===== Data provided =====

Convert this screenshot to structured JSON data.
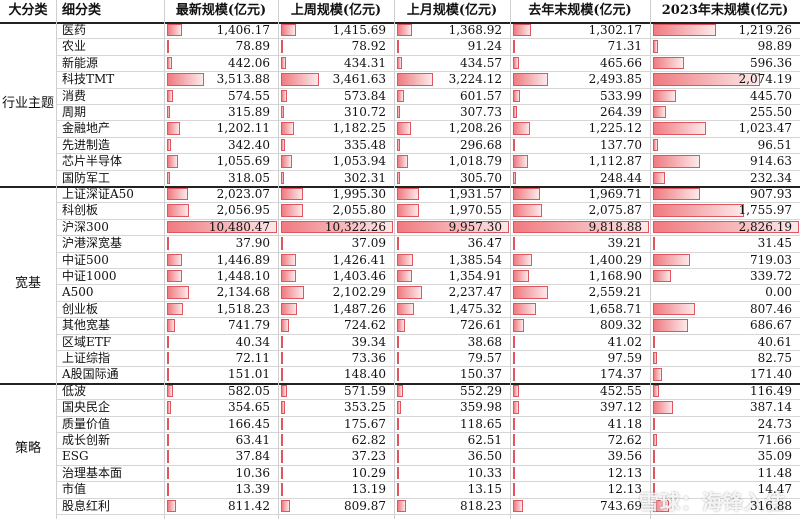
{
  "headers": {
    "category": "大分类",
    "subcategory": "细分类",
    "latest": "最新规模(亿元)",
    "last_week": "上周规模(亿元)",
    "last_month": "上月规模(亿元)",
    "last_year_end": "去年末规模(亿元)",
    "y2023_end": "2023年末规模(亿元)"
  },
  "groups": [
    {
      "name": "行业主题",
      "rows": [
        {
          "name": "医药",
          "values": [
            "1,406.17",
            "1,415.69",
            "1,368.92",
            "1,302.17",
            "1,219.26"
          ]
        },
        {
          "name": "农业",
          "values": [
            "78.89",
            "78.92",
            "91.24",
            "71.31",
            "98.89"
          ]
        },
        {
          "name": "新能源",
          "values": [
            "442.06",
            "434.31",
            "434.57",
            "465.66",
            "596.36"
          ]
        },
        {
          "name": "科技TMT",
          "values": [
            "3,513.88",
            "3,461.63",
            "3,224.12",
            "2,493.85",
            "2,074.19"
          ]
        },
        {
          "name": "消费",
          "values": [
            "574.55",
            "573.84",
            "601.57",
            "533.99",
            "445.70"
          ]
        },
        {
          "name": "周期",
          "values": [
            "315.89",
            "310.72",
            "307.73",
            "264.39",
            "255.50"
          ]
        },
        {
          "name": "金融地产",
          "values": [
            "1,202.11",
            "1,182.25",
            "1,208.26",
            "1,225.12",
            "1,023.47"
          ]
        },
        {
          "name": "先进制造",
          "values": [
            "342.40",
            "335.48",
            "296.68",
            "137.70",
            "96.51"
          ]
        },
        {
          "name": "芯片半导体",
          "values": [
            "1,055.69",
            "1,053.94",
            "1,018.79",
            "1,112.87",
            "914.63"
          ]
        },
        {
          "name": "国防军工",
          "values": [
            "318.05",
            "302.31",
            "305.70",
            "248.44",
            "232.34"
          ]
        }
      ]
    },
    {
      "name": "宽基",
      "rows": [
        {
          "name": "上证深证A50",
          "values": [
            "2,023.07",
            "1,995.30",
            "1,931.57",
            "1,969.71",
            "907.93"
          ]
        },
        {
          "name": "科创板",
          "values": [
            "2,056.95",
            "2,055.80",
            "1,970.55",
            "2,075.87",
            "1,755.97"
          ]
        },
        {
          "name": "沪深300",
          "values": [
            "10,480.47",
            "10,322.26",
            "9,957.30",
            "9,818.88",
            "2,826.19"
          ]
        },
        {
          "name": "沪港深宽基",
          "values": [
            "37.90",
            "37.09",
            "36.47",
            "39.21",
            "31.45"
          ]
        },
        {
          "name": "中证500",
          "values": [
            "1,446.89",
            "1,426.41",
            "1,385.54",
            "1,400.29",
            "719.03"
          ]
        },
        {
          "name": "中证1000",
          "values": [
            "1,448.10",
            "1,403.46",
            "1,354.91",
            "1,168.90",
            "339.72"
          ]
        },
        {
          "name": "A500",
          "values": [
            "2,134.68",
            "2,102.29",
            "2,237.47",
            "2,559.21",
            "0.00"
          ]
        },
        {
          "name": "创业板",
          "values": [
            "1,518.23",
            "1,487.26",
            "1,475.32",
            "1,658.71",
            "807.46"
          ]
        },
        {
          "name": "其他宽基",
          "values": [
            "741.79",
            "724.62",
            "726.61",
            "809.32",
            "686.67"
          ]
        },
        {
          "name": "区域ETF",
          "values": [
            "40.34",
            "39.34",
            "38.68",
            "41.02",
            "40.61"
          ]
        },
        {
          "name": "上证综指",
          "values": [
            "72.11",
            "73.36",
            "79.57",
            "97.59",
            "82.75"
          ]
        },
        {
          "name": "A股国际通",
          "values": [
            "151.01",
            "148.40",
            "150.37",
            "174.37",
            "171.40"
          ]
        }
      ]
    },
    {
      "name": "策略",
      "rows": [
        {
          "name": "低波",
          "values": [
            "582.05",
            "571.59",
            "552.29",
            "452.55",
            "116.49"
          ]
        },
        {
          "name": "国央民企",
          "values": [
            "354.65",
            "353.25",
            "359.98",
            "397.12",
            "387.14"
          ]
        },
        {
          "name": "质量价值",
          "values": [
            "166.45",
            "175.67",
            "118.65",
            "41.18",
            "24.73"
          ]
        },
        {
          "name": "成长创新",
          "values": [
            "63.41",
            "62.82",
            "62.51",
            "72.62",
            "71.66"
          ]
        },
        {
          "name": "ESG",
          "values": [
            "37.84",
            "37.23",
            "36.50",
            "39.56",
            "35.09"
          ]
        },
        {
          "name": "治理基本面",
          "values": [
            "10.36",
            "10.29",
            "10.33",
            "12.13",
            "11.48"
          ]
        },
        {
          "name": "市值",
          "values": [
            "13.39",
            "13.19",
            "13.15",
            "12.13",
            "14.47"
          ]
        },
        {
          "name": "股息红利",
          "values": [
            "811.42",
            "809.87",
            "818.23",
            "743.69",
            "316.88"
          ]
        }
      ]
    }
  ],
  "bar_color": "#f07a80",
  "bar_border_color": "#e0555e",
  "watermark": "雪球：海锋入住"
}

=====

Problem to solve:
Return every line of the records exactly as given, pictures excluded.

Answer to this exercise:
Convert this screenshot to structured JSON data.
{
  "headers": {
    "category": "大分类",
    "subcategory": "细分类",
    "latest": "最新规模(亿元)",
    "last_week": "上周规模(亿元)",
    "last_month": "上月规模(亿元)",
    "last_year_end": "去年末规模(亿元)",
    "y2023_end": "2023年末规模(亿元)"
  },
  "groups": [
    {
      "name": "行业主题",
      "rows": [
        {
          "name": "医药",
          "values": [
            "1,406.17",
            "1,415.69",
            "1,368.92",
            "1,302.17",
            "1,219.26"
          ]
        },
        {
          "name": "农业",
          "values": [
            "78.89",
            "78.92",
            "91.24",
            "71.31",
            "98.89"
          ]
        },
        {
          "name": "新能源",
          "values": [
            "442.06",
            "434.31",
            "434.57",
            "465.66",
            "596.36"
          ]
        },
        {
          "name": "科技TMT",
          "values": [
            "3,513.88",
            "3,461.63",
            "3,224.12",
            "2,493.85",
            "2,074.19"
          ]
        },
        {
          "name": "消费",
          "values": [
            "574.55",
            "573.84",
            "601.57",
            "533.99",
            "445.70"
          ]
        },
        {
          "name": "周期",
          "values": [
            "315.89",
            "310.72",
            "307.73",
            "264.39",
            "255.50"
          ]
        },
        {
          "name": "金融地产",
          "values": [
            "1,202.11",
            "1,182.25",
            "1,208.26",
            "1,225.12",
            "1,023.47"
          ]
        },
        {
          "name": "先进制造",
          "values": [
            "342.40",
            "335.48",
            "296.68",
            "137.70",
            "96.51"
          ]
        },
        {
          "name": "芯片半导体",
          "values": [
            "1,055.69",
            "1,053.94",
            "1,018.79",
            "1,112.87",
            "914.63"
          ]
        },
        {
          "name": "国防军工",
          "values": [
            "318.05",
            "302.31",
            "305.70",
            "248.44",
            "232.34"
          ]
        }
      ]
    },
    {
      "name": "宽基",
      "rows": [
        {
          "name": "上证深证A50",
          "values": [
            "2,023.07",
            "1,995.30",
            "1,931.57",
            "1,969.71",
            "907.93"
          ]
        },
        {
          "name": "科创板",
          "values": [
            "2,056.95",
            "2,055.80",
            "1,970.55",
            "2,075.87",
            "1,755.97"
          ]
        },
        {
          "name": "沪深300",
          "values": [
            "10,480.47",
            "10,322.26",
            "9,957.30",
            "9,818.88",
            "2,826.19"
          ]
        },
        {
          "name": "沪港深宽基",
          "values": [
            "37.90",
            "37.09",
            "36.47",
            "39.21",
            "31.45"
          ]
        },
        {
          "name": "中证500",
          "values": [
            "1,446.89",
            "1,426.41",
            "1,385.54",
            "1,400.29",
            "719.03"
          ]
        },
        {
          "name": "中证1000",
          "values": [
            "1,448.10",
            "1,403.46",
            "1,354.91",
            "1,168.90",
            "339.72"
          ]
        },
        {
          "name": "A500",
          "values": [
            "2,134.68",
            "2,102.29",
            "2,237.47",
            "2,559.21",
            "0.00"
          ]
        },
        {
          "name": "创业板",
          "values": [
            "1,518.23",
            "1,487.26",
            "1,475.32",
            "1,658.71",
            "807.46"
          ]
        },
        {
          "name": "其他宽基",
          "values": [
            "741.79",
            "724.62",
            "726.61",
            "809.32",
            "686.67"
          ]
        },
        {
          "name": "区域ETF",
          "values": [
            "40.34",
            "39.34",
            "38.68",
            "41.02",
            "40.61"
          ]
        },
        {
          "name": "上证综指",
          "values": [
            "72.11",
            "73.36",
            "79.57",
            "97.59",
            "82.75"
          ]
        },
        {
          "name": "A股国际通",
          "values": [
            "151.01",
            "148.40",
            "150.37",
            "174.37",
            "171.40"
          ]
        }
      ]
    },
    {
      "name": "策略",
      "rows": [
        {
          "name": "低波",
          "values": [
            "582.05",
            "571.59",
            "552.29",
            "452.55",
            "116.49"
          ]
        },
        {
          "name": "国央民企",
          "values": [
            "354.65",
            "353.25",
            "359.98",
            "397.12",
            "387.14"
          ]
        },
        {
          "name": "质量价值",
          "values": [
            "166.45",
            "175.67",
            "118.65",
            "41.18",
            "24.73"
          ]
        },
        {
          "name": "成长创新",
          "values": [
            "63.41",
            "62.82",
            "62.51",
            "72.62",
            "71.66"
          ]
        },
        {
          "name": "ESG",
          "values": [
            "37.84",
            "37.23",
            "36.50",
            "39.56",
            "35.09"
          ]
        },
        {
          "name": "治理基本面",
          "values": [
            "10.36",
            "10.29",
            "10.33",
            "12.13",
            "11.48"
          ]
        },
        {
          "name": "市值",
          "values": [
            "13.39",
            "13.19",
            "13.15",
            "12.13",
            "14.47"
          ]
        },
        {
          "name": "股息红利",
          "values": [
            "811.42",
            "809.87",
            "818.23",
            "743.69",
            "316.88"
          ]
        }
      ]
    }
  ],
  "bar_color": "#f07a80",
  "bar_border_color": "#e0555e",
  "watermark": "雪球：海锋入住"
}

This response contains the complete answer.